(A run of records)

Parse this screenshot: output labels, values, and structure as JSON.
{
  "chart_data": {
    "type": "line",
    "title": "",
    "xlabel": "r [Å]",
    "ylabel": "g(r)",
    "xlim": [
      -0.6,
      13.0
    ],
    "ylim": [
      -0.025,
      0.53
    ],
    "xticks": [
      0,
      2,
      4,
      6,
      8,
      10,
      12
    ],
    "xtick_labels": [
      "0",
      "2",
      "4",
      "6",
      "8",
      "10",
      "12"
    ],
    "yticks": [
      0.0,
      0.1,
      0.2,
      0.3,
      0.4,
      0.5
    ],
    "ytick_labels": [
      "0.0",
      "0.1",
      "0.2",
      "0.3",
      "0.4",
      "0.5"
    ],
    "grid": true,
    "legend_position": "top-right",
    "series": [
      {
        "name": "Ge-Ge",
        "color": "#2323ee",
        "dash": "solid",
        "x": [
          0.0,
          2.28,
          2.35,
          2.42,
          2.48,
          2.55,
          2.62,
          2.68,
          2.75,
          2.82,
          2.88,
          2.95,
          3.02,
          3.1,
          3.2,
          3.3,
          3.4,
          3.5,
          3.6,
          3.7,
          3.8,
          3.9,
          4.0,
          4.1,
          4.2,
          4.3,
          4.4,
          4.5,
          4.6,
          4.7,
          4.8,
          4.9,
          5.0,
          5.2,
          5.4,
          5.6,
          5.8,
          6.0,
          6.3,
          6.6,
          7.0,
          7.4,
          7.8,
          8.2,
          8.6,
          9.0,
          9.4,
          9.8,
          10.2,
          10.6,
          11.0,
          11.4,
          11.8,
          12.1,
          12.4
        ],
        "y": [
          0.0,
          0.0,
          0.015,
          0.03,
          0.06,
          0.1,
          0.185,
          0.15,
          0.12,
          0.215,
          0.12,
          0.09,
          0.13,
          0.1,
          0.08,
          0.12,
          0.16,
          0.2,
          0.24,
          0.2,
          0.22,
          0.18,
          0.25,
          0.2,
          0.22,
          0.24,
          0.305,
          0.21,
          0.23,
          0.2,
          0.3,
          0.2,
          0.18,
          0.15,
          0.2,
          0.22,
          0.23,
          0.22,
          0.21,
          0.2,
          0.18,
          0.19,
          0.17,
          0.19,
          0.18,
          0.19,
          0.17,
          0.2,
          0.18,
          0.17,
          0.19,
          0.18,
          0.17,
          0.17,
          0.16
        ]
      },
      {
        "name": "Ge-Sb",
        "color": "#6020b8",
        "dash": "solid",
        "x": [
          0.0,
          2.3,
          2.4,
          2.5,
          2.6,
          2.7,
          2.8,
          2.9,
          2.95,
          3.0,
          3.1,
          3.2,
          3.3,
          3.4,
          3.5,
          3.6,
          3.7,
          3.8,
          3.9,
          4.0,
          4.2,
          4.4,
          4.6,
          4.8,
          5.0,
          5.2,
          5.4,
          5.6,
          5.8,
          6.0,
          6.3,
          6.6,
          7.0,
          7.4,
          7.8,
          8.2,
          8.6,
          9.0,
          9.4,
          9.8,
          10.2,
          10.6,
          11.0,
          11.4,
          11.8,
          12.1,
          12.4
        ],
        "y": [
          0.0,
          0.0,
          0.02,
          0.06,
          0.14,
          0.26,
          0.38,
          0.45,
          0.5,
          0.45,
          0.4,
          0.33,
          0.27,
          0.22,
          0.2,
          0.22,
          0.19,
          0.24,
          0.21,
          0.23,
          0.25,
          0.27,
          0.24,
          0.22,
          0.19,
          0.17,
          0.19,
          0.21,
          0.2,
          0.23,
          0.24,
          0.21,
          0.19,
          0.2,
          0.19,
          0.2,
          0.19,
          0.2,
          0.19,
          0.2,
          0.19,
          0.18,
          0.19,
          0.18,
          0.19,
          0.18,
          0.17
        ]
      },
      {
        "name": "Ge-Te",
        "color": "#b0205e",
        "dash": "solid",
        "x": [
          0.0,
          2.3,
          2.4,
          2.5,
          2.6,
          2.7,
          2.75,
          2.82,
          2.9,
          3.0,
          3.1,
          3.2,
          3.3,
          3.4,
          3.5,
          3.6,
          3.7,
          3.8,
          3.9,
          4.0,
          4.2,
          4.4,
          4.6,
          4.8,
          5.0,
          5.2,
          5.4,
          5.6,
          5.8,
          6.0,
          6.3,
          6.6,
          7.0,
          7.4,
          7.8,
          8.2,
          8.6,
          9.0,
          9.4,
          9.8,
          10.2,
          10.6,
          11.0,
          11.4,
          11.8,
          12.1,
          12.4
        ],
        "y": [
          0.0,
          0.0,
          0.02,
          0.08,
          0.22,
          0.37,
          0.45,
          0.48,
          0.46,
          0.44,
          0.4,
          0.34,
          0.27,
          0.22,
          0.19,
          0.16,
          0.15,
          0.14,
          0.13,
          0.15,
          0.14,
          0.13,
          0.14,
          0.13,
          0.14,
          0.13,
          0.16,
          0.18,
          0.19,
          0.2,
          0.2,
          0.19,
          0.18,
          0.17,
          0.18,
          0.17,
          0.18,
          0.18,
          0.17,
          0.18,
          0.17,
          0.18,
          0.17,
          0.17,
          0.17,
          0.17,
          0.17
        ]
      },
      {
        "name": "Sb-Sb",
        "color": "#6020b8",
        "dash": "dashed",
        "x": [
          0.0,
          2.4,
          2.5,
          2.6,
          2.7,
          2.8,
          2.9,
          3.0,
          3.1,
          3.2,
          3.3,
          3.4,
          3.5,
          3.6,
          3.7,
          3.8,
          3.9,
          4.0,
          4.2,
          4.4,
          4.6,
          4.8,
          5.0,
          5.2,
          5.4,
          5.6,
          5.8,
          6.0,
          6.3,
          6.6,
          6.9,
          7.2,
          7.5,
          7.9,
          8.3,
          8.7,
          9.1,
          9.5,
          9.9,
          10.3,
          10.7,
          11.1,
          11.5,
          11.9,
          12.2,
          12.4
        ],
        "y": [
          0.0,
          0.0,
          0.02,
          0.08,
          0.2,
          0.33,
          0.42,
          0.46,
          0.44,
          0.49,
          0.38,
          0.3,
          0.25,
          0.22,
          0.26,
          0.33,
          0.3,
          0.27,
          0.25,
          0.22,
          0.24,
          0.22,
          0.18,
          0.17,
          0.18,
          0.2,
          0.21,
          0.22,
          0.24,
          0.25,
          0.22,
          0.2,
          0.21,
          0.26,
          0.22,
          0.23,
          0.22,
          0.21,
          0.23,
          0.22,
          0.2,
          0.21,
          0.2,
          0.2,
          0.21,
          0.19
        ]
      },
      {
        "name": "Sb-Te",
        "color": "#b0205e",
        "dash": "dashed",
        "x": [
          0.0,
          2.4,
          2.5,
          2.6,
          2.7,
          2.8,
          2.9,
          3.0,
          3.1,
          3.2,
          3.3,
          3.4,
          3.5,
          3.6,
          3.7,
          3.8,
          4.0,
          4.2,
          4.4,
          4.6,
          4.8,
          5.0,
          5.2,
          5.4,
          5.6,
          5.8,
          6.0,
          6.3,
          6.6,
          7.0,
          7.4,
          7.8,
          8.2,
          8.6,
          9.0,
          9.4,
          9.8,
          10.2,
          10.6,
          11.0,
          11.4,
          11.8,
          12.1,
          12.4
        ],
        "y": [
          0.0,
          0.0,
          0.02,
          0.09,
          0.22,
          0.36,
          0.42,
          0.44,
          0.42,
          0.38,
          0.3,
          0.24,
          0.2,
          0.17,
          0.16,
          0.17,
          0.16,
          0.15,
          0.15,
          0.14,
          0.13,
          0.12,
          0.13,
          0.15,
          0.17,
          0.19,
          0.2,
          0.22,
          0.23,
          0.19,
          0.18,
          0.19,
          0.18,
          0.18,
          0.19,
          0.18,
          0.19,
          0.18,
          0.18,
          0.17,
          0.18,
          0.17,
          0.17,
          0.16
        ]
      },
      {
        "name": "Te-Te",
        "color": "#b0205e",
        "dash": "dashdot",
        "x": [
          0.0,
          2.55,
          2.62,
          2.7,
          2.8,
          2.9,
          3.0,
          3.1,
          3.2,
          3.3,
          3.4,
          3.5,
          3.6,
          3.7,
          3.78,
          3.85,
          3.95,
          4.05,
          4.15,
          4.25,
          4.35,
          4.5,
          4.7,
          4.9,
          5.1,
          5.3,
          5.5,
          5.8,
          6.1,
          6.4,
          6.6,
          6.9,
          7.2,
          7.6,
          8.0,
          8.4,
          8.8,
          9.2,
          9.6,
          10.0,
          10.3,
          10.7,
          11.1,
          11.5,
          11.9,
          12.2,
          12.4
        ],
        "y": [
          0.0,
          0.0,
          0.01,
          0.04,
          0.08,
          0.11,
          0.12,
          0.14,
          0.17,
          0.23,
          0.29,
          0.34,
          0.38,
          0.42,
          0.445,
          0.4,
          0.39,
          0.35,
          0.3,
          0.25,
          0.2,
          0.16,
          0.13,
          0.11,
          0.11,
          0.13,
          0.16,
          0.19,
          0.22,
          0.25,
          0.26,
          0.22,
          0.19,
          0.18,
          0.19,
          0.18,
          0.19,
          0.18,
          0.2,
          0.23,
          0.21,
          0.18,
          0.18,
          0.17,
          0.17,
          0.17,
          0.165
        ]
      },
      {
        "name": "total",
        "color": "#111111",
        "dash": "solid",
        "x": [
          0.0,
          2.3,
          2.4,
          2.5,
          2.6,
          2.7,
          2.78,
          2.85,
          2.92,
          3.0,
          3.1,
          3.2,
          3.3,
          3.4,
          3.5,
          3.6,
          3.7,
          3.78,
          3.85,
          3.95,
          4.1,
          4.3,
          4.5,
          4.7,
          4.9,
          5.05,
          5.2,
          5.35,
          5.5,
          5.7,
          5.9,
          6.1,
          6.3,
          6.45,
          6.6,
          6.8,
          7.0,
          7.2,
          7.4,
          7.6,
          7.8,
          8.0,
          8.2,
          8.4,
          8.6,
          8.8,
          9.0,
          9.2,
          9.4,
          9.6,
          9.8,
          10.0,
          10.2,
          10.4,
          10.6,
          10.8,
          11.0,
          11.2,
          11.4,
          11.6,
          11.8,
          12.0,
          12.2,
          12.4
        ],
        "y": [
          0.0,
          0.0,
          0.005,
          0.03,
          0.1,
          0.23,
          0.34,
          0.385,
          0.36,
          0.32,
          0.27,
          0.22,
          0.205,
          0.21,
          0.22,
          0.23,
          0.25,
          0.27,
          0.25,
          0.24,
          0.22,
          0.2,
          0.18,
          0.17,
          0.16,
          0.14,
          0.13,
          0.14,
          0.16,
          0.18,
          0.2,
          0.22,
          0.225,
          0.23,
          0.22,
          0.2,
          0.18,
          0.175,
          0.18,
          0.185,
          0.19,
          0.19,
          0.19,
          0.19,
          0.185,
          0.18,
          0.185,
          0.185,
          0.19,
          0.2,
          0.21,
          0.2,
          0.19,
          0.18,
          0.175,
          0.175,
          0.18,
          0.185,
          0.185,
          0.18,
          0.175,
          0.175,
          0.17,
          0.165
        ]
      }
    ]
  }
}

__AIM__
Return every line of the preceding records in which the word "name" appears.

__TASK SOLUTION__
        "name": "Ge-Ge",
        "name": "Ge-Sb",
        "name": "Ge-Te",
        "name": "Sb-Sb",
        "name": "Sb-Te",
        "name": "Te-Te",
        "name": "total",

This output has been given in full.